- **Goal of the exercise**
Below are some records; give them all again exactly, but not the pictures.

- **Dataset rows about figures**
........
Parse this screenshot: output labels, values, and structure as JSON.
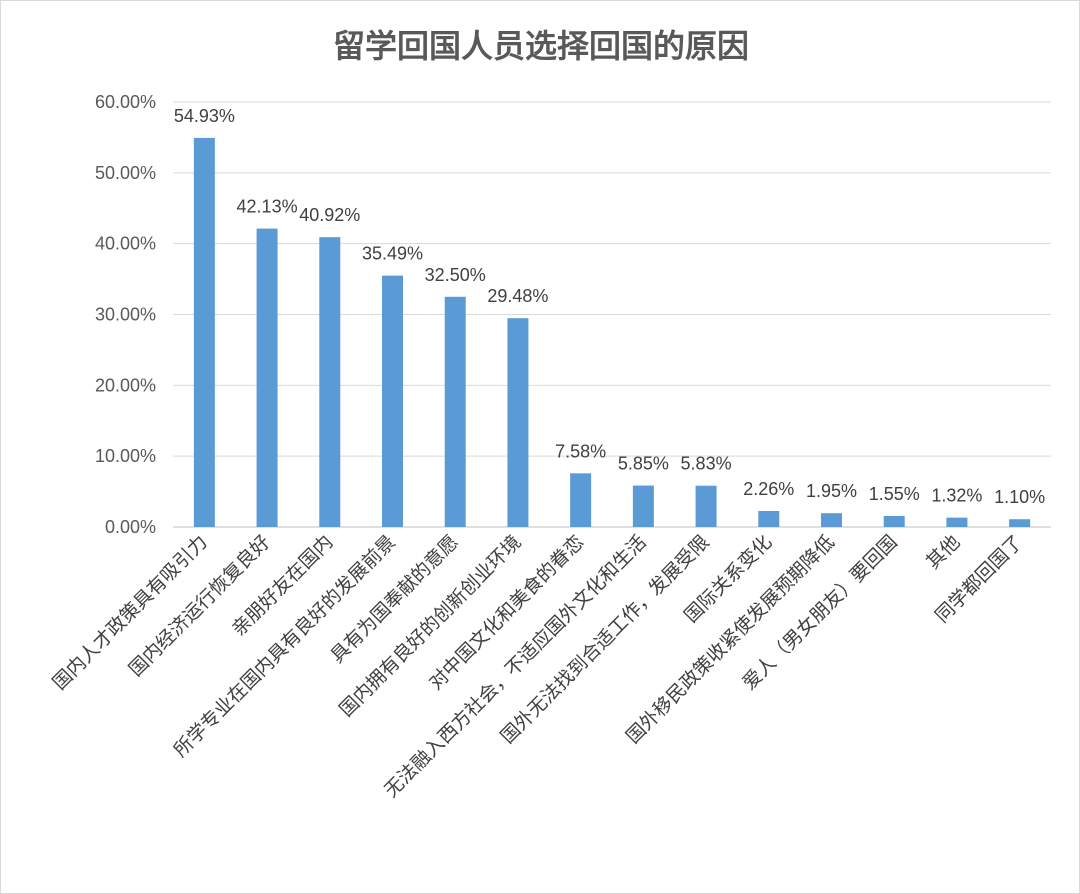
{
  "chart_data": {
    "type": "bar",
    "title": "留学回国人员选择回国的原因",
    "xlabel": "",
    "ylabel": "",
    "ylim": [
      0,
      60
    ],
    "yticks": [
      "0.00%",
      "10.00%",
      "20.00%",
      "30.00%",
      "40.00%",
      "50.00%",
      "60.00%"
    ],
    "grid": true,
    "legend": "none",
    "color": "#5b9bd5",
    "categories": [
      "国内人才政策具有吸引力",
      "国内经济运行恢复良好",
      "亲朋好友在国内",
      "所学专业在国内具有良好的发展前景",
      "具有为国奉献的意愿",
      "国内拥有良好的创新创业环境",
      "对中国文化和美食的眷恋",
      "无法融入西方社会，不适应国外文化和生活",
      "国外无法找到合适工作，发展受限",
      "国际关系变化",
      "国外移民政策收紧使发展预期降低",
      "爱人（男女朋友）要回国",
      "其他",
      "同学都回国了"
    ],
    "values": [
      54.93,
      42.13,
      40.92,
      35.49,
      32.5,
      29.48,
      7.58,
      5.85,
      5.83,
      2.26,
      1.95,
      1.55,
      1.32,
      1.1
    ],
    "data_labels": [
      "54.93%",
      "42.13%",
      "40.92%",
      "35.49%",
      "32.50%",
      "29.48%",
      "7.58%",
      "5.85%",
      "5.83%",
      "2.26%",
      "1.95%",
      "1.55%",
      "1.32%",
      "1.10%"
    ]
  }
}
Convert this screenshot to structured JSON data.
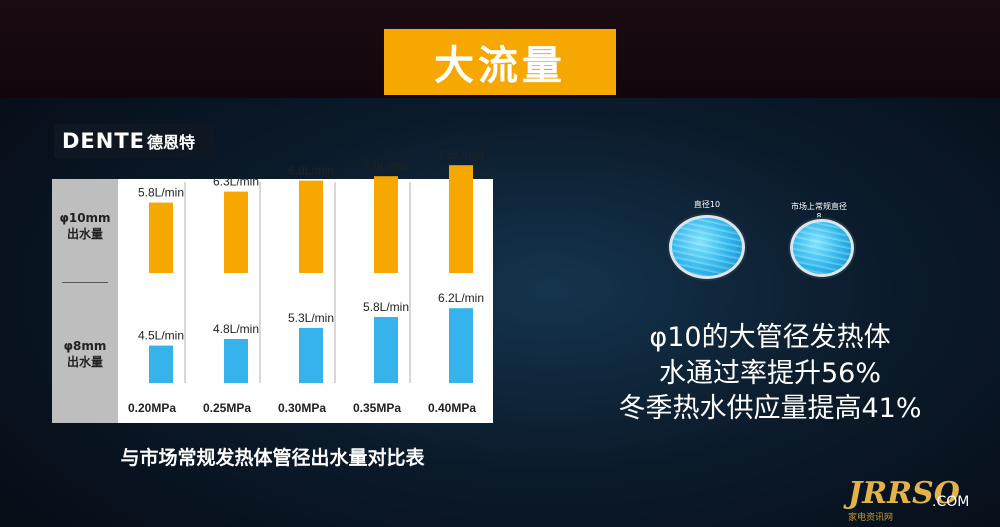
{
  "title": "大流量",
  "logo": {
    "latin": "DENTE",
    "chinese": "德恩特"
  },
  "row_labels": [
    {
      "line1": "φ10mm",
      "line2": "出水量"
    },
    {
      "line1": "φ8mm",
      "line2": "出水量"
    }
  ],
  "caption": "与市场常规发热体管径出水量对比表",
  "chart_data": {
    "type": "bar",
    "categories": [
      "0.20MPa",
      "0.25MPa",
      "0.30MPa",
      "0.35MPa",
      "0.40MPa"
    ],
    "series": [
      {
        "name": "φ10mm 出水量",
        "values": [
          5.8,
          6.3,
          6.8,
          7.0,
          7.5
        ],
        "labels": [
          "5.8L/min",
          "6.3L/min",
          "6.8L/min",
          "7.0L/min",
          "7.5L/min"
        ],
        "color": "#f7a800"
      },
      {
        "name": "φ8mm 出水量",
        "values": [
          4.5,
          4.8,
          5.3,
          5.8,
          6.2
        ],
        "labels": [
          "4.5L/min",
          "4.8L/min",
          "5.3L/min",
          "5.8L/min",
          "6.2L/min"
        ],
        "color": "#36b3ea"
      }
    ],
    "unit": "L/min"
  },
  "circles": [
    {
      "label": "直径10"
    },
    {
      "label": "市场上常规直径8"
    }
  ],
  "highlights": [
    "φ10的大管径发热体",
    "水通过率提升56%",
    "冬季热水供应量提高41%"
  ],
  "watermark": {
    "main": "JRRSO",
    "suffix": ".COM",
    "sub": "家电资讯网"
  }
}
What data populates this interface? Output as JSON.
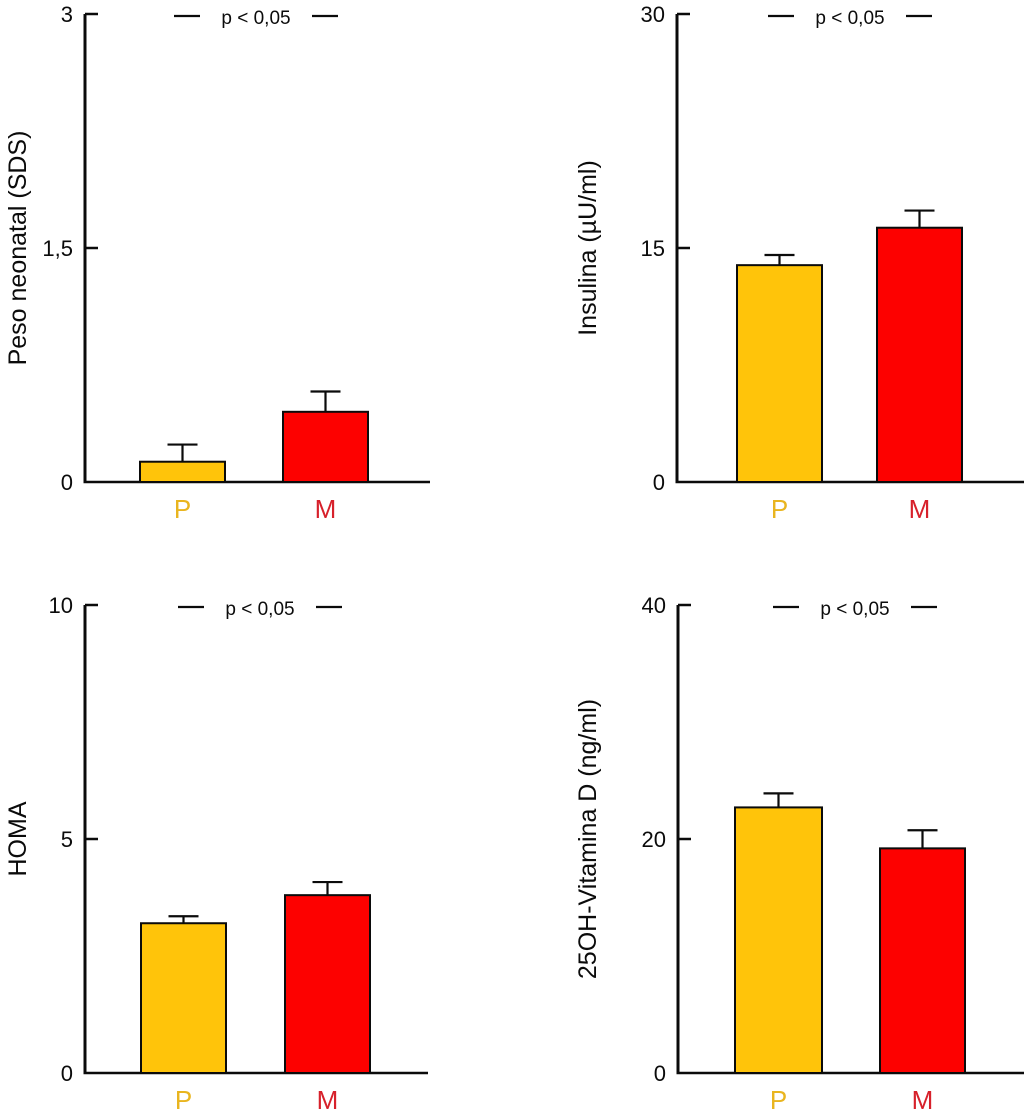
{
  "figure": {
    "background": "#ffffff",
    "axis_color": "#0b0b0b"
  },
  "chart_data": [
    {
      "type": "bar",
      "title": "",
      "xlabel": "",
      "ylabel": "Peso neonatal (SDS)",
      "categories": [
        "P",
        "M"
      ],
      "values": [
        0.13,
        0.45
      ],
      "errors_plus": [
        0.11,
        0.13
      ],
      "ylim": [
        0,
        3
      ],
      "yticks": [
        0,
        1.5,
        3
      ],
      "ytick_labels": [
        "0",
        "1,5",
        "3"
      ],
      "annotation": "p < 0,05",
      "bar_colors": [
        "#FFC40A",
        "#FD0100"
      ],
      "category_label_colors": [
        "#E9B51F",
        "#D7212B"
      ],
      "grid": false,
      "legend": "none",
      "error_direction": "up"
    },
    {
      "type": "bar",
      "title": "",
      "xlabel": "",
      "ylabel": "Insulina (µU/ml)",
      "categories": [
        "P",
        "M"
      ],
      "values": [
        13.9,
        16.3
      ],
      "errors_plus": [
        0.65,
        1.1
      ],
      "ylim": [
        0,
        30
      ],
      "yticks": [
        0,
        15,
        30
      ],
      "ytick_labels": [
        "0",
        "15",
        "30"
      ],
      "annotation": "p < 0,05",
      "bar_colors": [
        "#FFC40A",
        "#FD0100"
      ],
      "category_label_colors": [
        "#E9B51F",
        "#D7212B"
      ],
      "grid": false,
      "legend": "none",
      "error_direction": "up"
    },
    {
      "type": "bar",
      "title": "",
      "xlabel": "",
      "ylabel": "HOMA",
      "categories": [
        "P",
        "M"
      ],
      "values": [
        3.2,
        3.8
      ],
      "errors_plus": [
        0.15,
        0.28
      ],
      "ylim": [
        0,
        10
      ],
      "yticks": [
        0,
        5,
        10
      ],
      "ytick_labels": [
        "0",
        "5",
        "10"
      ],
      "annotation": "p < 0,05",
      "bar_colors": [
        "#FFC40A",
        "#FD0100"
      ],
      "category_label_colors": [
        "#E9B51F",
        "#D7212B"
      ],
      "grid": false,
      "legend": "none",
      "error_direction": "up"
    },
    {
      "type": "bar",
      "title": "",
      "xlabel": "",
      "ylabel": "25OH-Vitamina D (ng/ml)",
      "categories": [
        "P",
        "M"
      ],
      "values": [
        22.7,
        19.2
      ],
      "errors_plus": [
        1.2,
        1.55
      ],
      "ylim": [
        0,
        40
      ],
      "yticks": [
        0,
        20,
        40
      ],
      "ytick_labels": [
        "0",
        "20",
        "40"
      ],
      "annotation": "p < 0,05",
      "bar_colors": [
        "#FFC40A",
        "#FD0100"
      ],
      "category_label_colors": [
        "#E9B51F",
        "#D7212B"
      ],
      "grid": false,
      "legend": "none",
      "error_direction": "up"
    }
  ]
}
........
- **Task answer**
Parse this screenshot: output labels, values, and structure as JSON.
{
  "chart_data": {
    "type": "bar",
    "title": "留学回国人员选择回国的原因",
    "xlabel": "",
    "ylabel": "",
    "ylim": [
      0,
      60
    ],
    "yticks": [
      "0.00%",
      "10.00%",
      "20.00%",
      "30.00%",
      "40.00%",
      "50.00%",
      "60.00%"
    ],
    "grid": true,
    "legend": "none",
    "color": "#5b9bd5",
    "categories": [
      "国内人才政策具有吸引力",
      "国内经济运行恢复良好",
      "亲朋好友在国内",
      "所学专业在国内具有良好的发展前景",
      "具有为国奉献的意愿",
      "国内拥有良好的创新创业环境",
      "对中国文化和美食的眷恋",
      "无法融入西方社会，不适应国外文化和生活",
      "国外无法找到合适工作，发展受限",
      "国际关系变化",
      "国外移民政策收紧使发展预期降低",
      "爱人（男女朋友）要回国",
      "其他",
      "同学都回国了"
    ],
    "values": [
      54.93,
      42.13,
      40.92,
      35.49,
      32.5,
      29.48,
      7.58,
      5.85,
      5.83,
      2.26,
      1.95,
      1.55,
      1.32,
      1.1
    ],
    "data_labels": [
      "54.93%",
      "42.13%",
      "40.92%",
      "35.49%",
      "32.50%",
      "29.48%",
      "7.58%",
      "5.85%",
      "5.83%",
      "2.26%",
      "1.95%",
      "1.55%",
      "1.32%",
      "1.10%"
    ]
  }
}
Convert this screenshot to structured JSON data.
{
  "title": "大流量",
  "logo": {
    "latin": "DENTE",
    "chinese": "德恩特"
  },
  "row_labels": [
    {
      "line1": "φ10mm",
      "line2": "出水量"
    },
    {
      "line1": "φ8mm",
      "line2": "出水量"
    }
  ],
  "caption": "与市场常规发热体管径出水量对比表",
  "chart_data": {
    "type": "bar",
    "categories": [
      "0.20MPa",
      "0.25MPa",
      "0.30MPa",
      "0.35MPa",
      "0.40MPa"
    ],
    "series": [
      {
        "name": "φ10mm 出水量",
        "values": [
          5.8,
          6.3,
          6.8,
          7.0,
          7.5
        ],
        "labels": [
          "5.8L/min",
          "6.3L/min",
          "6.8L/min",
          "7.0L/min",
          "7.5L/min"
        ],
        "color": "#f7a800"
      },
      {
        "name": "φ8mm 出水量",
        "values": [
          4.5,
          4.8,
          5.3,
          5.8,
          6.2
        ],
        "labels": [
          "4.5L/min",
          "4.8L/min",
          "5.3L/min",
          "5.8L/min",
          "6.2L/min"
        ],
        "color": "#36b3ea"
      }
    ],
    "unit": "L/min"
  },
  "circles": [
    {
      "label": "直径10"
    },
    {
      "label": "市场上常规直径8"
    }
  ],
  "highlights": [
    "φ10的大管径发热体",
    "水通过率提升56%",
    "冬季热水供应量提高41%"
  ],
  "watermark": {
    "main": "JRRSO",
    "suffix": ".COM",
    "sub": "家电资讯网"
  }
}
What data populates this interface? Output as JSON.
{
  "figure": {
    "background": "#ffffff",
    "axis_color": "#0b0b0b"
  },
  "chart_data": [
    {
      "type": "bar",
      "title": "",
      "xlabel": "",
      "ylabel": "Peso neonatal (SDS)",
      "categories": [
        "P",
        "M"
      ],
      "values": [
        0.13,
        0.45
      ],
      "errors_plus": [
        0.11,
        0.13
      ],
      "ylim": [
        0,
        3
      ],
      "yticks": [
        0,
        1.5,
        3
      ],
      "ytick_labels": [
        "0",
        "1,5",
        "3"
      ],
      "annotation": "p < 0,05",
      "bar_colors": [
        "#FFC40A",
        "#FD0100"
      ],
      "category_label_colors": [
        "#E9B51F",
        "#D7212B"
      ],
      "grid": false,
      "legend": "none",
      "error_direction": "up"
    },
    {
      "type": "bar",
      "title": "",
      "xlabel": "",
      "ylabel": "Insulina (µU/ml)",
      "categories": [
        "P",
        "M"
      ],
      "values": [
        13.9,
        16.3
      ],
      "errors_plus": [
        0.65,
        1.1
      ],
      "ylim": [
        0,
        30
      ],
      "yticks": [
        0,
        15,
        30
      ],
      "ytick_labels": [
        "0",
        "15",
        "30"
      ],
      "annotation": "p < 0,05",
      "bar_colors": [
        "#FFC40A",
        "#FD0100"
      ],
      "category_label_colors": [
        "#E9B51F",
        "#D7212B"
      ],
      "grid": false,
      "legend": "none",
      "error_direction": "up"
    },
    {
      "type": "bar",
      "title": "",
      "xlabel": "",
      "ylabel": "HOMA",
      "categories": [
        "P",
        "M"
      ],
      "values": [
        3.2,
        3.8
      ],
      "errors_plus": [
        0.15,
        0.28
      ],
      "ylim": [
        0,
        10
      ],
      "yticks": [
        0,
        5,
        10
      ],
      "ytick_labels": [
        "0",
        "5",
        "10"
      ],
      "annotation": "p < 0,05",
      "bar_colors": [
        "#FFC40A",
        "#FD0100"
      ],
      "category_label_colors": [
        "#E9B51F",
        "#D7212B"
      ],
      "grid": false,
      "legend": "none",
      "error_direction": "up"
    },
    {
      "type": "bar",
      "title": "",
      "xlabel": "",
      "ylabel": "25OH-Vitamina D (ng/ml)",
      "categories": [
        "P",
        "M"
      ],
      "values": [
        22.7,
        19.2
      ],
      "errors_plus": [
        1.2,
        1.55
      ],
      "ylim": [
        0,
        40
      ],
      "yticks": [
        0,
        20,
        40
      ],
      "ytick_labels": [
        "0",
        "20",
        "40"
      ],
      "annotation": "p < 0,05",
      "bar_colors": [
        "#FFC40A",
        "#FD0100"
      ],
      "category_label_colors": [
        "#E9B51F",
        "#D7212B"
      ],
      "grid": false,
      "legend": "none",
      "error_direction": "up"
    }
  ]
}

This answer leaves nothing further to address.